Data listing:
— begin —
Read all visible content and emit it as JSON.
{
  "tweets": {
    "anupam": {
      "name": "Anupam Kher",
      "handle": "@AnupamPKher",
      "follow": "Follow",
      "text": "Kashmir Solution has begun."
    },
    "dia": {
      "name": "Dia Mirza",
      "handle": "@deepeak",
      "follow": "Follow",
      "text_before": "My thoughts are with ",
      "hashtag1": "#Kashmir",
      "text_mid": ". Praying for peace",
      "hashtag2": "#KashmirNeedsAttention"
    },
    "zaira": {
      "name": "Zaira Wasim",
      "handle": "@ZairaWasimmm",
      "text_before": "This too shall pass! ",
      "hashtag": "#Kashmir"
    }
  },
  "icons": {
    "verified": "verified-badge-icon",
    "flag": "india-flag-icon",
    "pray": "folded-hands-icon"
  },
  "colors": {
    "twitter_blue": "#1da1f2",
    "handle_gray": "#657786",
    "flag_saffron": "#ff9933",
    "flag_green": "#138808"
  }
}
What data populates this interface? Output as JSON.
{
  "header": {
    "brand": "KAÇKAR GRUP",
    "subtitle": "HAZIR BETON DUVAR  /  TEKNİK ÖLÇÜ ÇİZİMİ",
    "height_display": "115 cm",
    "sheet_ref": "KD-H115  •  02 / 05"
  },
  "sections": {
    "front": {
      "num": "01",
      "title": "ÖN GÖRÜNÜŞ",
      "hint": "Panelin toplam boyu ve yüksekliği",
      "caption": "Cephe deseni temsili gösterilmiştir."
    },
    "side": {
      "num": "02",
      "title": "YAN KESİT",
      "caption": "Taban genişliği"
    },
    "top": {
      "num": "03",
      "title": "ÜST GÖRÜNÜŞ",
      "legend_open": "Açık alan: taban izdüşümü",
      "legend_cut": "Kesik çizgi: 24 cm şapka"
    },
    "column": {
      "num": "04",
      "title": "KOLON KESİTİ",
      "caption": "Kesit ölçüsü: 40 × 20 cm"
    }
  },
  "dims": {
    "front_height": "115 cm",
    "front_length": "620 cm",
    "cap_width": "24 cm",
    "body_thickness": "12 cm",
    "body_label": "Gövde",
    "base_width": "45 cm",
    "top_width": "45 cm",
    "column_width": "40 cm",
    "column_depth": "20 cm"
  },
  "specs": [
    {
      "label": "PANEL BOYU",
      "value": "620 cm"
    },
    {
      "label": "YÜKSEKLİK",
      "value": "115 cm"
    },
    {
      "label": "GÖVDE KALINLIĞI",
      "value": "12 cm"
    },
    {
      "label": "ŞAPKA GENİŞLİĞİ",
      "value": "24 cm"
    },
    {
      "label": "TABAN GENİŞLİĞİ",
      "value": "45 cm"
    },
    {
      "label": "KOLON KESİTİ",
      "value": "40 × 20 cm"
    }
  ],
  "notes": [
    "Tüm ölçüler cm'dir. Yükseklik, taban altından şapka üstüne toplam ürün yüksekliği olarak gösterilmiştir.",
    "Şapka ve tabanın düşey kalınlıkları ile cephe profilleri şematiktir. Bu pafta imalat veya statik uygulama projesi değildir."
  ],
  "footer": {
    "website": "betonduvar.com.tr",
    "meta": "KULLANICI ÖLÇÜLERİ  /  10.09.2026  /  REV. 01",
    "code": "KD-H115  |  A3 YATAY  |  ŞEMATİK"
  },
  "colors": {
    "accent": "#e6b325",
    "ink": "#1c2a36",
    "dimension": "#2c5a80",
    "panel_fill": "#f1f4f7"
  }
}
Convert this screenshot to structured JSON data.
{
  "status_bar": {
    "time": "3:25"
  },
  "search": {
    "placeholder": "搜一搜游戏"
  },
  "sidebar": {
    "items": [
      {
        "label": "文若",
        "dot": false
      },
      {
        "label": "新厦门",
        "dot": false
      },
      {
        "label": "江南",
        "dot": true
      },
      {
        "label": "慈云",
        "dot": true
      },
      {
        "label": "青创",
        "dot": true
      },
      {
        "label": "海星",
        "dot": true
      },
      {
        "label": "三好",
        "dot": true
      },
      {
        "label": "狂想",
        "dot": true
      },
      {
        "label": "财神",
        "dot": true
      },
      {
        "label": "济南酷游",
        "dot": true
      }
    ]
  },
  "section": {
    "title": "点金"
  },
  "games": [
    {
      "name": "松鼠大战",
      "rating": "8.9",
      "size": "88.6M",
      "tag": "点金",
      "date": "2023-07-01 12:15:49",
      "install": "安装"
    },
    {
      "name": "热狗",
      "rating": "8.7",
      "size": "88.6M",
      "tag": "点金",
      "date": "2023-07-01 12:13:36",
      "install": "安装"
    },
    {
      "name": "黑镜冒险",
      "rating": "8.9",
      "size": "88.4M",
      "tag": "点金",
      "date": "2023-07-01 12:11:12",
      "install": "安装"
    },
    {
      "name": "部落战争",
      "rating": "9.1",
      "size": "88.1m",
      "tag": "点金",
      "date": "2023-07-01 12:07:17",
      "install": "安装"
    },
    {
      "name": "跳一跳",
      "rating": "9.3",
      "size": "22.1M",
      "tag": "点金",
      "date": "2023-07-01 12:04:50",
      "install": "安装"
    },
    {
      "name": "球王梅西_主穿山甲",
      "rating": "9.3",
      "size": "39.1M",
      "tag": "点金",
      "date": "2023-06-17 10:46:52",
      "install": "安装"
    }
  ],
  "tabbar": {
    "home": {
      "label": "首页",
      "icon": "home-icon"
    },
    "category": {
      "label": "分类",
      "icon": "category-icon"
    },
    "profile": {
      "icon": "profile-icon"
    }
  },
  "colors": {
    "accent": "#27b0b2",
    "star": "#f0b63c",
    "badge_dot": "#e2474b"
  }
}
— end —
- **Exercise**
Find the word "date" in the records and pull out each line that has it.

- **Problem solution**
      "date": "2023-07-01 12:15:49",
      "date": "2023-07-01 12:13:36",
      "date": "2023-07-01 12:11:12",
      "date": "2023-07-01 12:07:17",
      "date": "2023-07-01 12:04:50",
      "date": "2023-06-17 10:46:52",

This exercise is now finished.